■ TEXT EXTRACT:
┄┄┄┄┄┄┄┄┄┄

This is expected behavior. The timer function works on the nodes you selected the first time you start the timer. The resume collection option just filters out seed nodes that already contain data in their children (and that don't have a pagination value in the last data or offcut node). Therefore, if you select some posts in the beginning, the always same posts are processed. If you select pages, the always same pages are processed and if there are no new posts this results in the same posts.

What did you expect?

eugenieDSP commented 4 years ago

Thank you for your explication!

I actually thought that "resume collection" will collect posts further in time: suppose I have a time frame from 01-01-2019 to 01-06-2019. I select a node, I put timer and I expect the program to collect a certain amount of posts (20 by default, right?) each 10 minutes. After some time, I expect the program to collect all posts within the time frame. That's what I thought the "resume collection" + timer functions would do. I lurked the FAQ and documentation on collecting data from Facebook before I posted the question. Anyways, now I see that the program works slightly different.

strohne commented 4 years ago

Well, yes, you are right, that should work. I will check it out, can you give me a starting point (FB page ID)? And is there any reason why you want to fetch chunks in intervals instead of all chunks at once?

eugenieDSP commented 4 years ago

Here are some of the page IDs that I use for the collection: spschweiz, gruenech, SVPch. As for the collection in intervals, I have multiple pages and multiple time frames (I basically collect the data for election campaigning period) so I have lots of requests, and I think running everything is not a good idea. Just being cautious, I guess.

┄┄┄┄┄┄┄┄┄┄

■ DATASET CONTENT:

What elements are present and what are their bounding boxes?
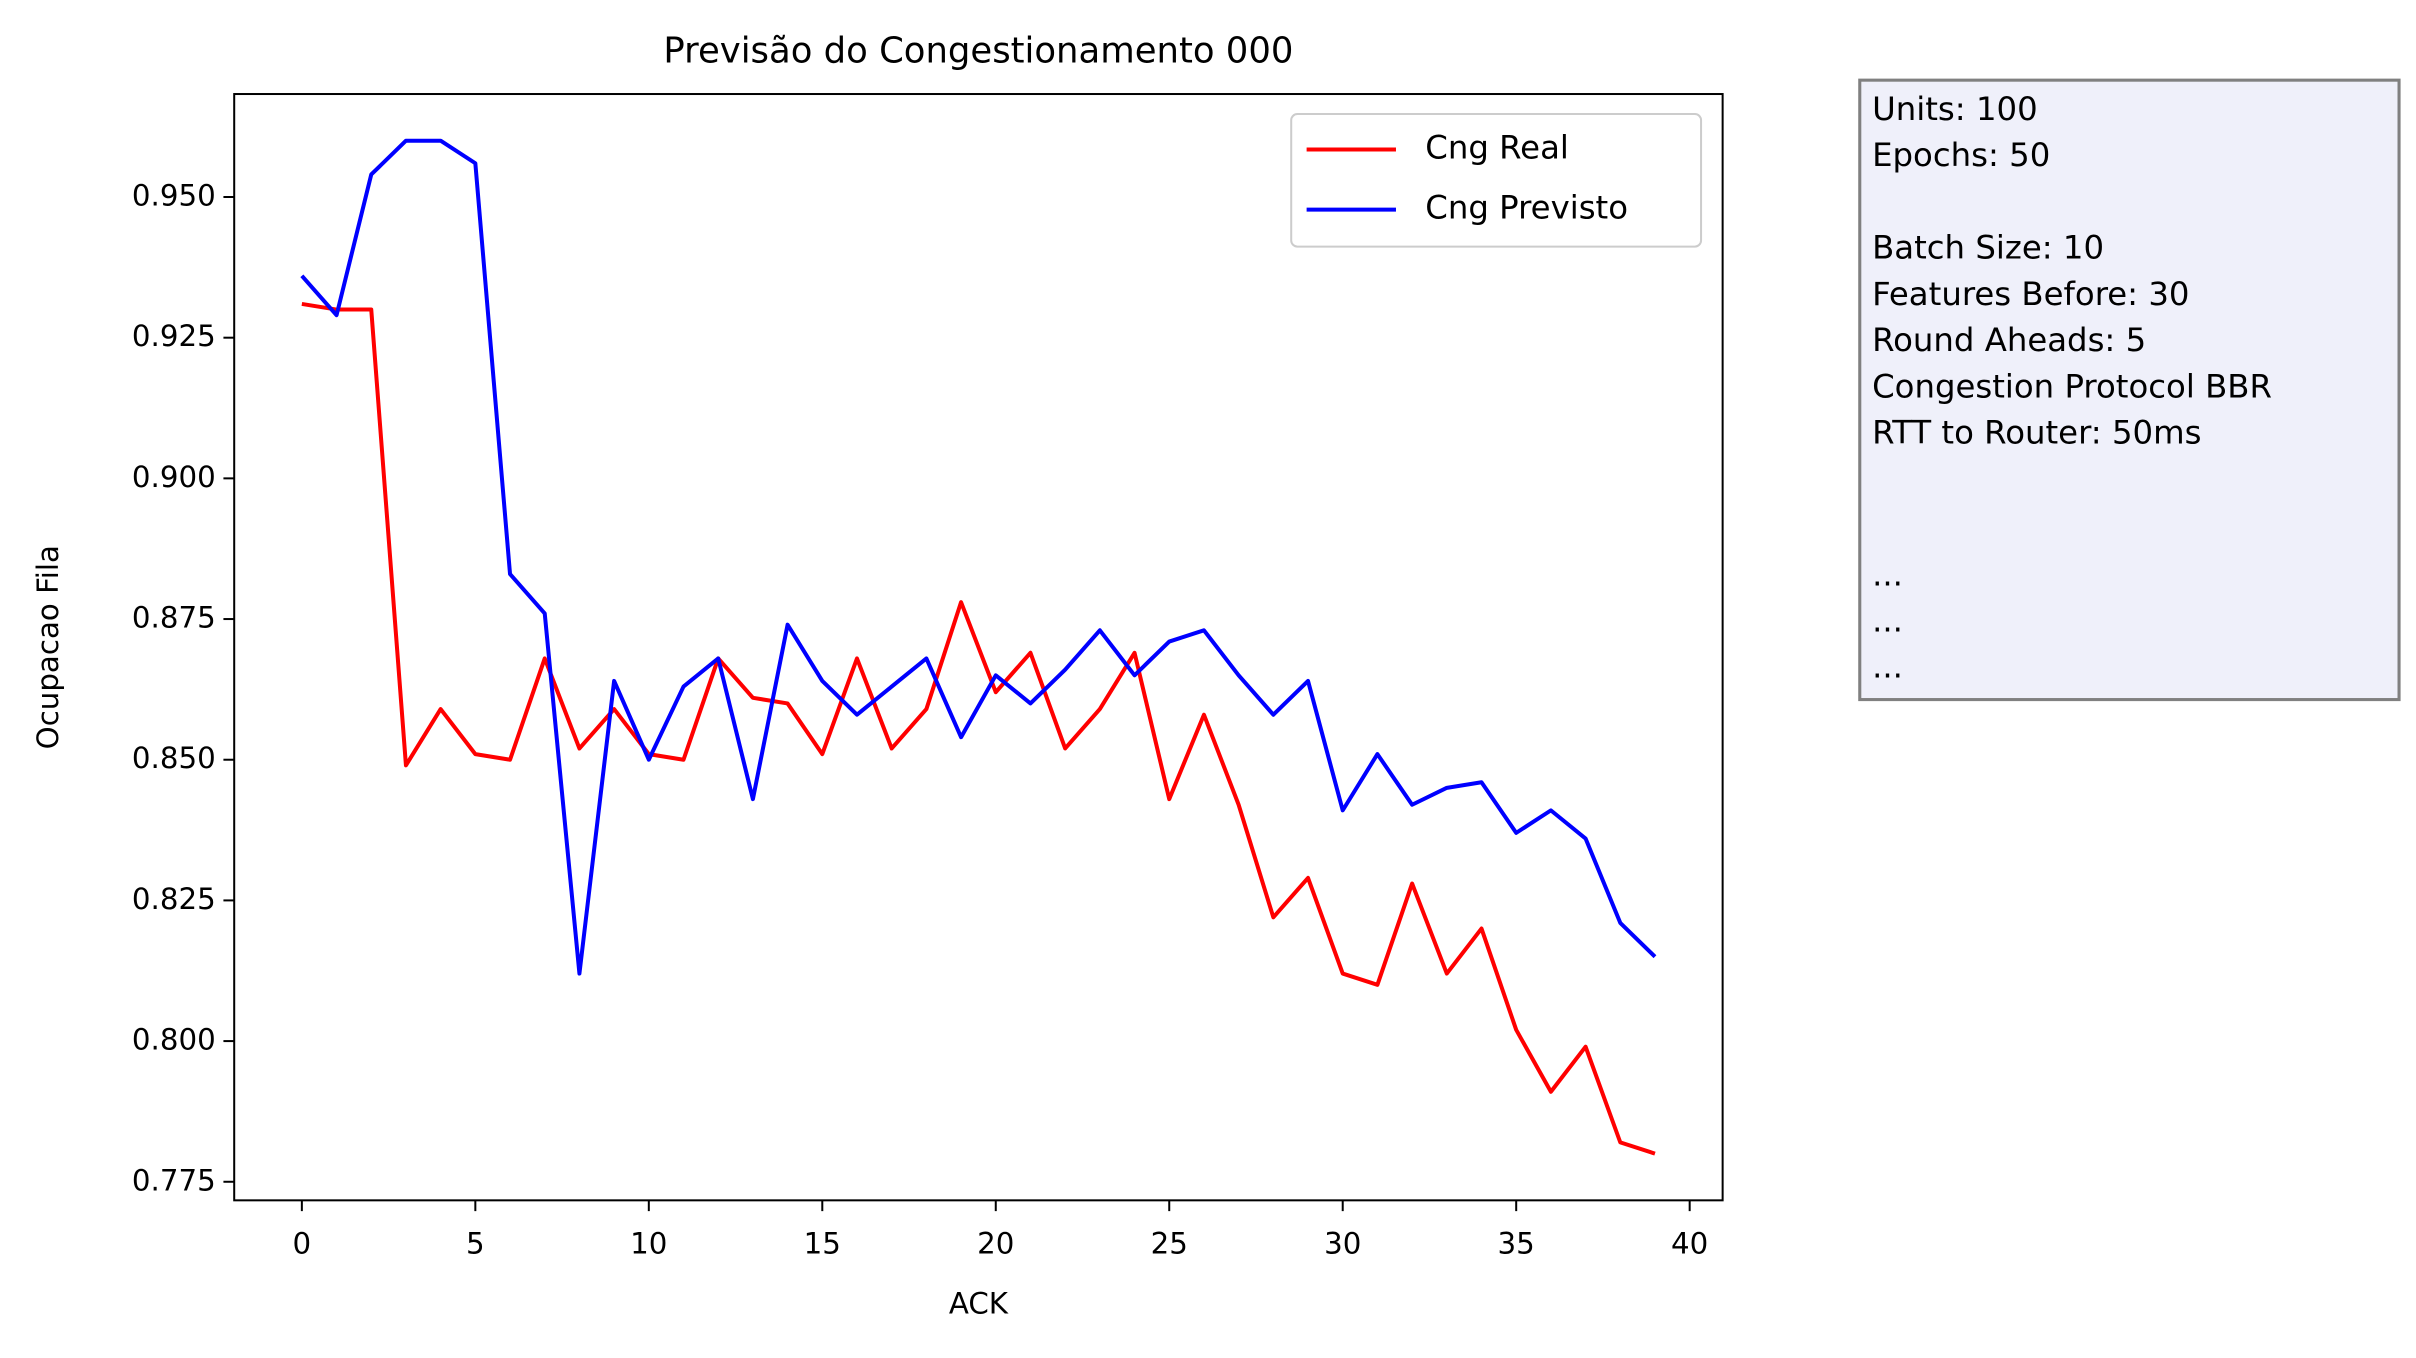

┄┄┄┄┄┄┄┄┄┄

■ REQUIREMENT:
Give again, word for word, the part of the forum thread starting with "strohne commented 4" and going on through "chunks at once?".

■ WRITTEN RESPONSE:
strohne commented 4 years ago

Well, yes, you are right, that should work. I will check it out, can you give me a starting point (FB page ID)? And is there any reason why you want to fetch chunks in intervals instead of all chunks at once?